Exercise aim >> Retype all material exactly. Pictures stay out of the copy.

----------

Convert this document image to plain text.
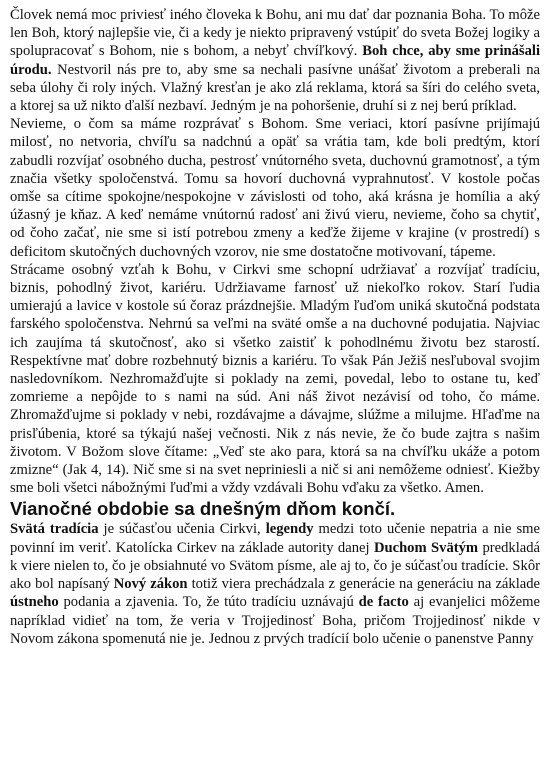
Človek nemá moc priviesť iného človeka k Bohu, ani mu dať dar poznania Boha. To môže len Boh, ktorý najlepšie vie, či a kedy je niekto pripravený vstúpiť do sveta Božej logiky a spolupracovať s Bohom, nie s bohom, a nebyť chvíľkový. Boh chce, aby sme prinášali úrodu. Nestvoril nás pre to, aby sme sa nechali pasívne unášať životom a preberali na seba úlohy či roly iných. Vlažný kresťan je ako zlá reklama, ktorá sa šíri do celého sveta, a ktorej sa už nikto ďalší nezbaví. Jedným je na pohoršenie, druhí si z nej berú príklad.

Nevieme, o čom sa máme rozprávať s Bohom. Sme veriaci, ktorí pasívne prijímajú milosť, no netvoria, chvíľu sa nadchnú a opäť sa vrátia tam, kde boli predtým, ktorí zabudli rozvíjať osobného ducha, pestrosť vnútorného sveta, duchovnú gramotnosť, a tým značia všetky spoločenstvá. Tomu sa hovorí duchovná vyprahnutosť. V kostole počas omše sa cítime spokojne/nespokojne v závislosti od toho, aká krásna je homília a aký úžasný je kňaz. A keď nemáme vnútornú radosť ani živú vieru, nevieme, čoho sa chytiť, od čoho začať, nie sme si istí potrebou zmeny a keďže žijeme v krajine (v prostredí) s deficitom skutočných duchovných vzorov, nie sme dostatočne motivovaní, tápeme.

Strácame osobný vzťah k Bohu, v Cirkvi sme schopní udržiavať a rozvíjať tradíciu, biznis, pohodlný život, kariéru. Udržiavame farnosť už niekoľko rokov. Starí ľudia umierajú a lavice v kostole sú čoraz prázdnejšie. Mladým ľuďom uniká skutočná podstata farského spoločenstva. Nehrnú sa veľmi na sväté omše a na duchovné podujatia. Najviac ich zaujíma tá skutočnosť, ako si všetko zaistiť k pohodlnému životu bez starostí. Respektívne mať dobre rozbehnutý biznis a kariéru. To však Pán Ježiš nesľuboval svojim nasledovníkom. Nezhromažďujte si poklady na zemi, povedal, lebo to ostane tu, keď zomrieme a nepôjde to s nami na súd. Ani náš život nezávisí od toho, čo máme. Zhromažďujme si poklady v nebi, rozdávajme a dávajme, slúžme a milujme. Hľaďme na prisľúbenia, ktoré sa týkajú našej večnosti. Nik z nás nevie, že čo bude zajtra s našim životom. V Božom slove čítame: „Veď ste ako para, ktorá sa na chvíľku ukáže a potom zmizne“ (Jak 4, 14). Nič sme si na svet nepriniesli a nič si ani nemôžeme odniesť. Kiežby sme boli všetci nábožnými ľuďmi a vždy vzdávali Bohu vďaku za všetko. Amen.

Vianočné obdobie sa dnešným dňom končí.

Svätá tradícia je súčasťou učenia Cirkvi, legendy medzi toto učenie nepatria a nie sme povinní im veriť. Katolícka Cirkev na základe autority danej Duchom Svätým predkladá k viere nielen to, čo je obsiahnuté vo Svätom písme, ale aj to, čo je súčasťou tradície. Skôr ako bol napísaný Nový zákon totiž viera prechádzala z generácie na generáciu na základe ústneho podania a zjavenia. To, že túto tradíciu uznávajú de facto aj evanjelici môžeme napríklad vidieť na tom, že veria v Trojjedinosť Boha, pričom Trojjedinosť nikde v Novom zákona spomenutá nie je. Jednou z prvých tradícií bolo učenie o panenstve Panny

----------

Correct output >>
Convert this document image to plain text.
Človek nemá moc priviesť iného človeka k Bohu, ani mu dať dar poznania Boha. To môže len Boh, ktorý najlepšie vie, či a kedy je niekto pripravený vstúpiť do sveta Božej logiky a spolupracovať s Bohom, nie s bohom, a nebyť chvíľkový. Boh chce, aby sme prinášali úrodu. Nestvoril nás pre to, aby sme sa nechali pasívne unášať životom a preberali na seba úlohy či roly iných. Vlažný kresťan je ako zlá reklama, ktorá sa šíri do celého sveta, a ktorej sa už nikto ďalší nezbaví. Jedným je na pohoršenie, druhí si z nej berú príklad.

Nevieme, o čom sa máme rozprávať s Bohom. Sme veriaci, ktorí pasívne prijímajú milosť, no netvoria, chvíľu sa nadchnú a opäť sa vrátia tam, kde boli predtým, ktorí zabudli rozvíjať osobného ducha, pestrosť vnútorného sveta, duchovnú gramotnosť, a tým značia všetky spoločenstvá. Tomu sa hovorí duchovná vyprahnutosť. V kostole počas omše sa cítime spokojne/nespokojne v závislosti od toho, aká krásna je homília a aký úžasný je kňaz. A keď nemáme vnútornú radosť ani živú vieru, nevieme, čoho sa chytiť, od čoho začať, nie sme si istí potrebou zmeny a keďže žijeme v krajine (v prostredí) s deficitom skutočných duchovných vzorov, nie sme dostatočne motivovaní, tápeme.

Strácame osobný vzťah k Bohu, v Cirkvi sme schopní udržiavať a rozvíjať tradíciu, biznis, pohodlný život, kariéru. Udržiavame farnosť už niekoľko rokov. Starí ľudia umierajú a lavice v kostole sú čoraz prázdnejšie. Mladým ľuďom uniká skutočná podstata farského spoločenstva. Nehrnú sa veľmi na sväté omše a na duchovné podujatia. Najviac ich zaujíma tá skutočnosť, ako si všetko zaistiť k pohodlnému životu bez starostí. Respektívne mať dobre rozbehnutý biznis a kariéru. To však Pán Ježiš nesľuboval svojim nasledovníkom. Nezhromažďujte si poklady na zemi, povedal, lebo to ostane tu, keď zomrieme a nepôjde to s nami na súd. Ani náš život nezávisí od toho, čo máme. Zhromažďujme si poklady v nebi, rozdávajme a dávajme, slúžme a milujme. Hľaďme na prisľúbenia, ktoré sa týkajú našej večnosti. Nik z nás nevie, že čo bude zajtra s našim životom. V Božom slove čítame: „Veď ste ako para, ktorá sa na chvíľku ukáže a potom zmizne“ (Jak 4, 14). Nič sme si na svet nepriniesli a nič si ani nemôžeme odniesť. Kiežby sme boli všetci nábožnými ľuďmi a vždy vzdávali Bohu vďaku za všetko. Amen.

Vianočné obdobie sa dnešným dňom končí.

Svätá tradícia je súčasťou učenia Cirkvi, legendy medzi toto učenie nepatria a nie sme povinní im veriť. Katolícka Cirkev na základe autority danej Duchom Svätým predkladá k viere nielen to, čo je obsiahnuté vo Svätom písme, ale aj to, čo je súčasťou tradície. Skôr ako bol napísaný Nový zákon totiž viera prechádzala z generácie na generáciu na základe ústneho podania a zjavenia. To, že túto tradíciu uznávajú de facto aj evanjelici môžeme napríklad vidieť na tom, že veria v Trojjedinosť Boha, pričom Trojjedinosť nikde v Novom zákona spomenutá nie je. Jednou z prvých tradícií bolo učenie o panenstve Panny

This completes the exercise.